Data records
******

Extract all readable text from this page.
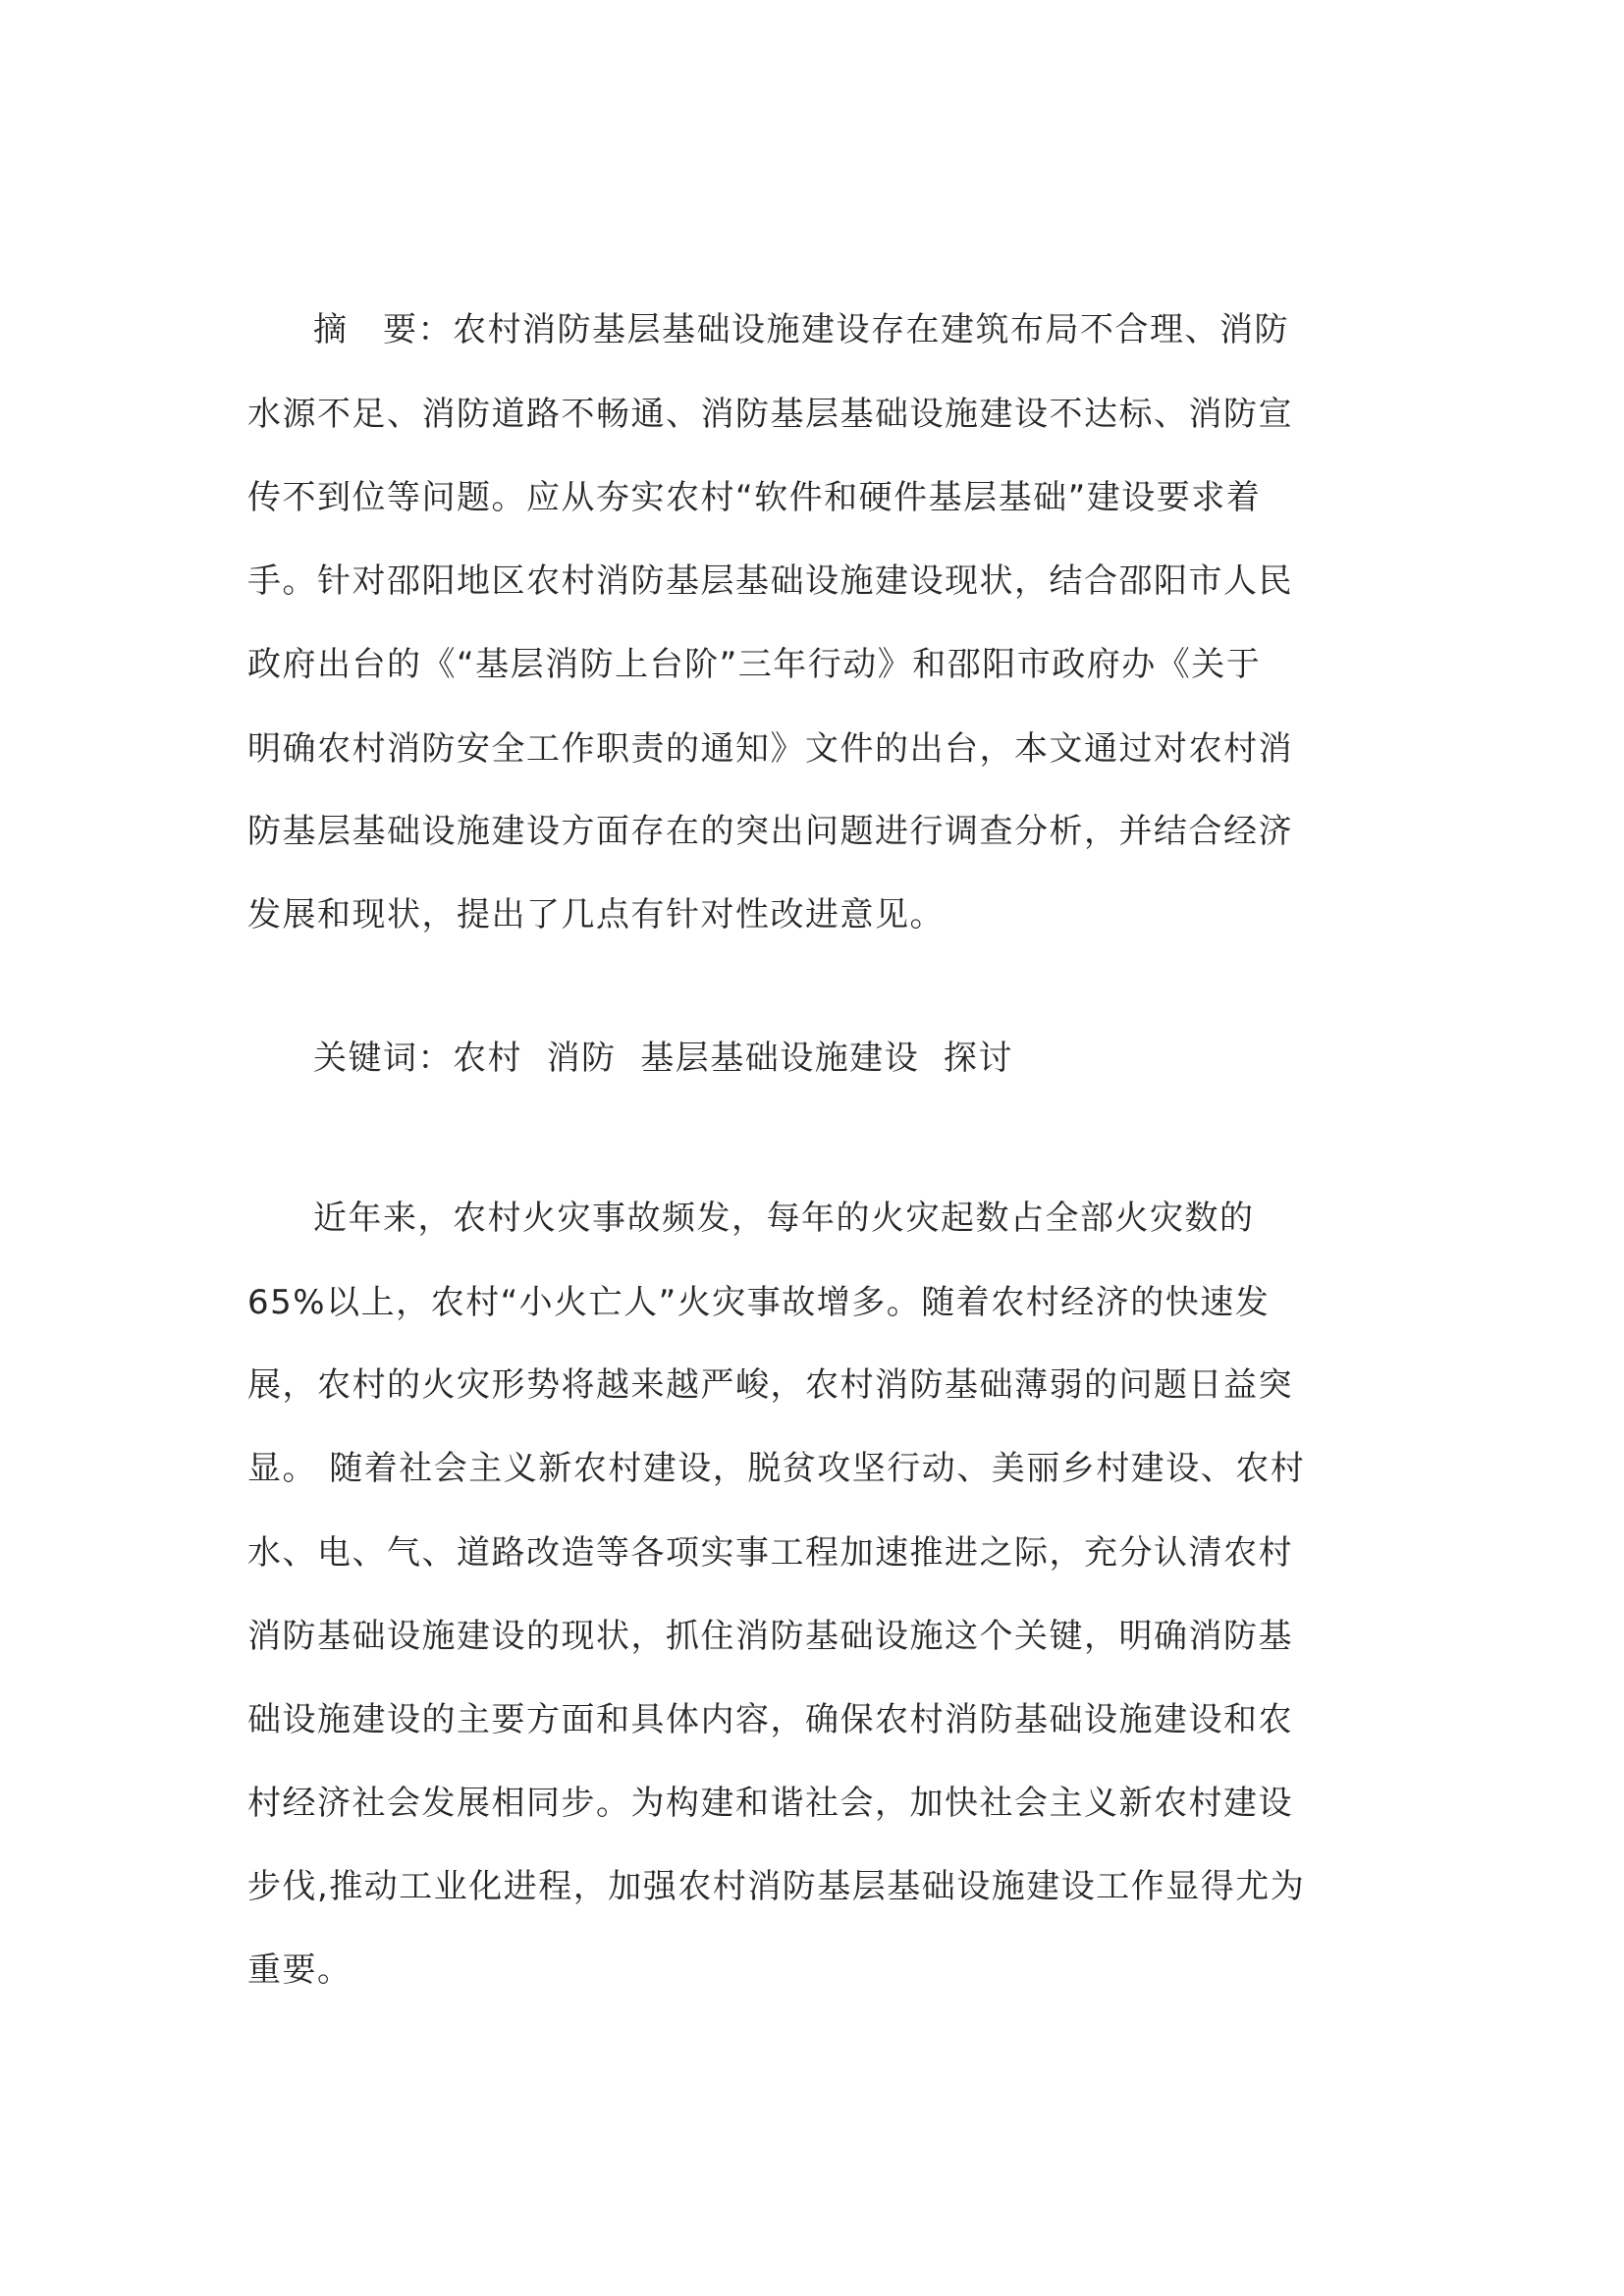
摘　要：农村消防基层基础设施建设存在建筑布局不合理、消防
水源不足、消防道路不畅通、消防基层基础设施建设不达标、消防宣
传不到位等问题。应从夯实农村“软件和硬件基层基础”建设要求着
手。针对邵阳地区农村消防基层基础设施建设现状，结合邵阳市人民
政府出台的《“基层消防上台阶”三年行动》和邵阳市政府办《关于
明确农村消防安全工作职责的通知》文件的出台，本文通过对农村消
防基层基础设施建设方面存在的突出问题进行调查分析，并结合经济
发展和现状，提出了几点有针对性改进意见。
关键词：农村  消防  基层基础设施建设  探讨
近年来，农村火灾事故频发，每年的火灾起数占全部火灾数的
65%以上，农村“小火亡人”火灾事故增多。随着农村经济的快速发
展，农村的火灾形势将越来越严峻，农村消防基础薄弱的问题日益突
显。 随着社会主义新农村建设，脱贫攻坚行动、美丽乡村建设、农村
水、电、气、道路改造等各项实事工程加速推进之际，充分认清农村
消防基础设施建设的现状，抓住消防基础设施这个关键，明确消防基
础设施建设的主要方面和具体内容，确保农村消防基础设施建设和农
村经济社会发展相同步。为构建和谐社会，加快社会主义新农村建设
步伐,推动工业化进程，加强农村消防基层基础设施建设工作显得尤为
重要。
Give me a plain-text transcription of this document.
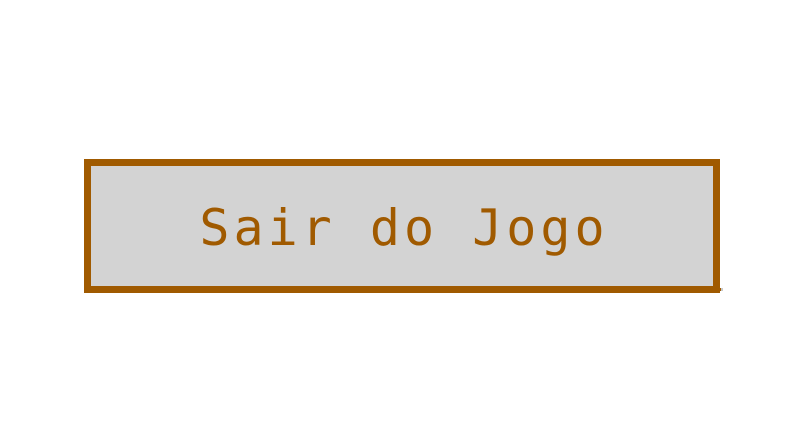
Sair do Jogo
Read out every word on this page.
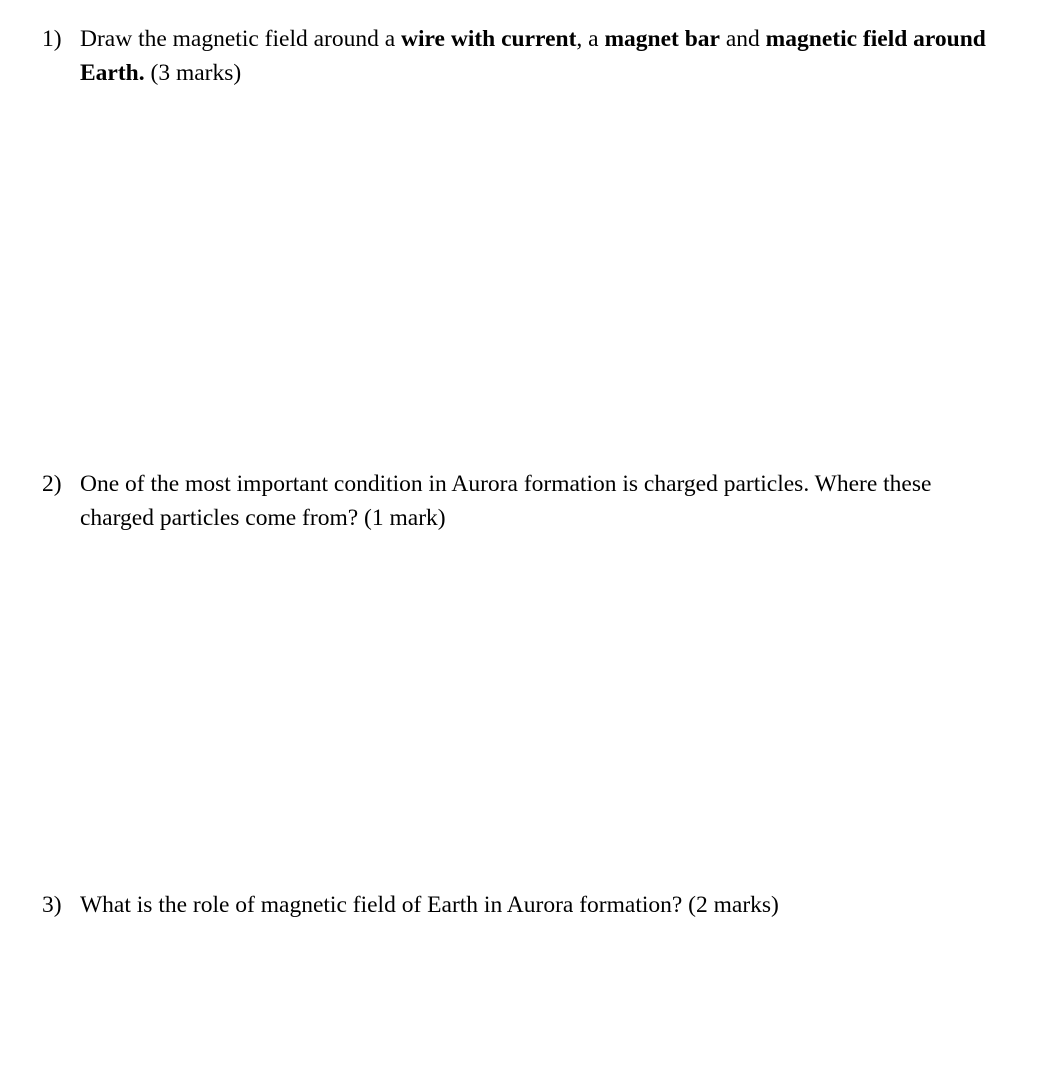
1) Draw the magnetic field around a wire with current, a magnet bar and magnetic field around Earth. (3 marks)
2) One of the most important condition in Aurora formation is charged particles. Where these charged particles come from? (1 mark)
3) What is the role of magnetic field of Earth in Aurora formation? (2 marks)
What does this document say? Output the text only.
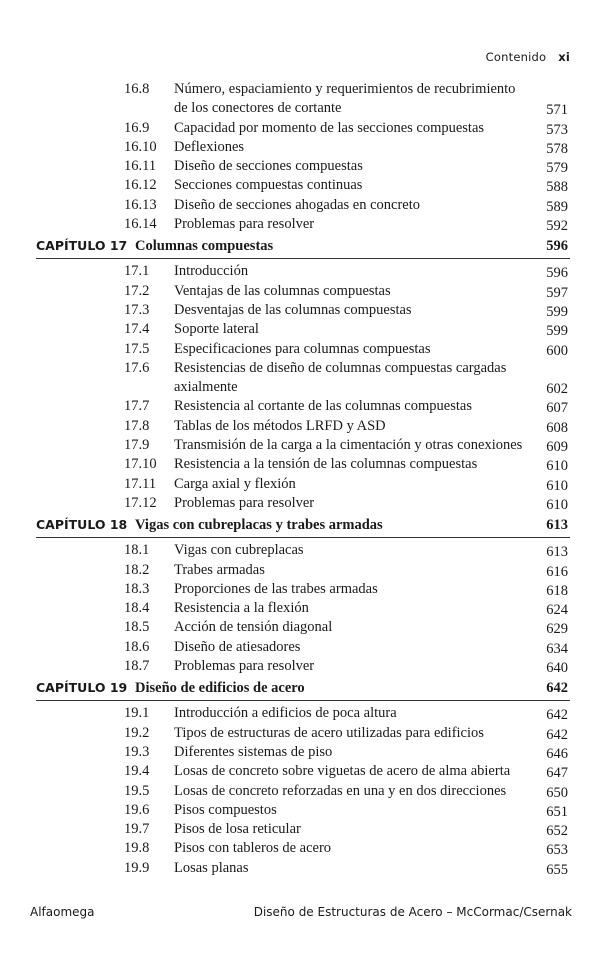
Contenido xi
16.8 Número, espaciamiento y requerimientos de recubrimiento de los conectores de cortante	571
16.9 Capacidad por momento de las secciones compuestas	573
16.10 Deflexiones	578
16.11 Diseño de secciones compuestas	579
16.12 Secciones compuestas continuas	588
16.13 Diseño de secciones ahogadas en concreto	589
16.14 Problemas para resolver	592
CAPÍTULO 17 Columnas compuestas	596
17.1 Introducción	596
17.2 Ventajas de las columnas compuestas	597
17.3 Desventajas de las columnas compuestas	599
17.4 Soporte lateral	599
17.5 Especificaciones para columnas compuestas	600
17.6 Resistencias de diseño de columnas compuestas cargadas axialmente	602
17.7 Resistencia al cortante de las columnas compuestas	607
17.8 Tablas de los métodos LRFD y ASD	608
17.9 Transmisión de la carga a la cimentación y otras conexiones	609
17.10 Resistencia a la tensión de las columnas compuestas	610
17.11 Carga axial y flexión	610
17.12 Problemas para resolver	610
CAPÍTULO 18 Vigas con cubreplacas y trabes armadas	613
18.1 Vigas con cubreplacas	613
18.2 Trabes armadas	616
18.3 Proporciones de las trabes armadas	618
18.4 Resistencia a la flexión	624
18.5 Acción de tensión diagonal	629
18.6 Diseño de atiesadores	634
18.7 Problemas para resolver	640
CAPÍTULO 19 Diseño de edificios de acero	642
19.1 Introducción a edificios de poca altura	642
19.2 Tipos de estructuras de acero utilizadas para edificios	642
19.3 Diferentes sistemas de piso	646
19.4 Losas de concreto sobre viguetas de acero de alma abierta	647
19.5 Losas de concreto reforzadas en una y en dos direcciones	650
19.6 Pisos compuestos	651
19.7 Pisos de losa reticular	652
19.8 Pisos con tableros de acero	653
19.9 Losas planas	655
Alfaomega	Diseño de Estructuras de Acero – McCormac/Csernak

******

Reproduce the whole listing word for word, setting aside any pictures.

Extract all readable text from this page.
摘　要：农村消防基层基础设施建设存在建筑布局不合理、消防
水源不足、消防道路不畅通、消防基层基础设施建设不达标、消防宣
传不到位等问题。应从夯实农村“软件和硬件基层基础”建设要求着
手。针对邵阳地区农村消防基层基础设施建设现状，结合邵阳市人民
政府出台的《“基层消防上台阶”三年行动》和邵阳市政府办《关于
明确农村消防安全工作职责的通知》文件的出台，本文通过对农村消
防基层基础设施建设方面存在的突出问题进行调查分析，并结合经济
发展和现状，提出了几点有针对性改进意见。
关键词：农村  消防  基层基础设施建设  探讨
近年来，农村火灾事故频发，每年的火灾起数占全部火灾数的
65%以上，农村“小火亡人”火灾事故增多。随着农村经济的快速发
展，农村的火灾形势将越来越严峻，农村消防基础薄弱的问题日益突
显。 随着社会主义新农村建设，脱贫攻坚行动、美丽乡村建设、农村
水、电、气、道路改造等各项实事工程加速推进之际，充分认清农村
消防基础设施建设的现状，抓住消防基础设施这个关键，明确消防基
础设施建设的主要方面和具体内容，确保农村消防基础设施建设和农
村经济社会发展相同步。为构建和谐社会，加快社会主义新农村建设
步伐,推动工业化进程，加强农村消防基层基础设施建设工作显得尤为
重要。
Give me a plain-text transcription of this document.
Sair do Jogo
Read out every word on this page.
1) Draw the magnetic field around a wire with current, a magnet bar and magnetic field around Earth. (3 marks)
2) One of the most important condition in Aurora formation is charged particles. Where these charged particles come from? (1 mark)
3) What is the role of magnetic field of Earth in Aurora formation? (2 marks)
What does this document say? Output the text only.
Contenido xi
16.8 Número, espaciamiento y requerimientos de recubrimiento de los conectores de cortante	571
16.9 Capacidad por momento de las secciones compuestas	573
16.10 Deflexiones	578
16.11 Diseño de secciones compuestas	579
16.12 Secciones compuestas continuas	588
16.13 Diseño de secciones ahogadas en concreto	589
16.14 Problemas para resolver	592
CAPÍTULO 17 Columnas compuestas	596
17.1 Introducción	596
17.2 Ventajas de las columnas compuestas	597
17.3 Desventajas de las columnas compuestas	599
17.4 Soporte lateral	599
17.5 Especificaciones para columnas compuestas	600
17.6 Resistencias de diseño de columnas compuestas cargadas axialmente	602
17.7 Resistencia al cortante de las columnas compuestas	607
17.8 Tablas de los métodos LRFD y ASD	608
17.9 Transmisión de la carga a la cimentación y otras conexiones	609
17.10 Resistencia a la tensión de las columnas compuestas	610
17.11 Carga axial y flexión	610
17.12 Problemas para resolver	610
CAPÍTULO 18 Vigas con cubreplacas y trabes armadas	613
18.1 Vigas con cubreplacas	613
18.2 Trabes armadas	616
18.3 Proporciones de las trabes armadas	618
18.4 Resistencia a la flexión	624
18.5 Acción de tensión diagonal	629
18.6 Diseño de atiesadores	634
18.7 Problemas para resolver	640
CAPÍTULO 19 Diseño de edificios de acero	642
19.1 Introducción a edificios de poca altura	642
19.2 Tipos de estructuras de acero utilizadas para edificios	642
19.3 Diferentes sistemas de piso	646
19.4 Losas de concreto sobre viguetas de acero de alma abierta	647
19.5 Losas de concreto reforzadas en una y en dos direcciones	650
19.6 Pisos compuestos	651
19.7 Pisos de losa reticular	652
19.8 Pisos con tableros de acero	653
19.9 Losas planas	655
Alfaomega	Diseño de Estructuras de Acero – McCormac/Csernak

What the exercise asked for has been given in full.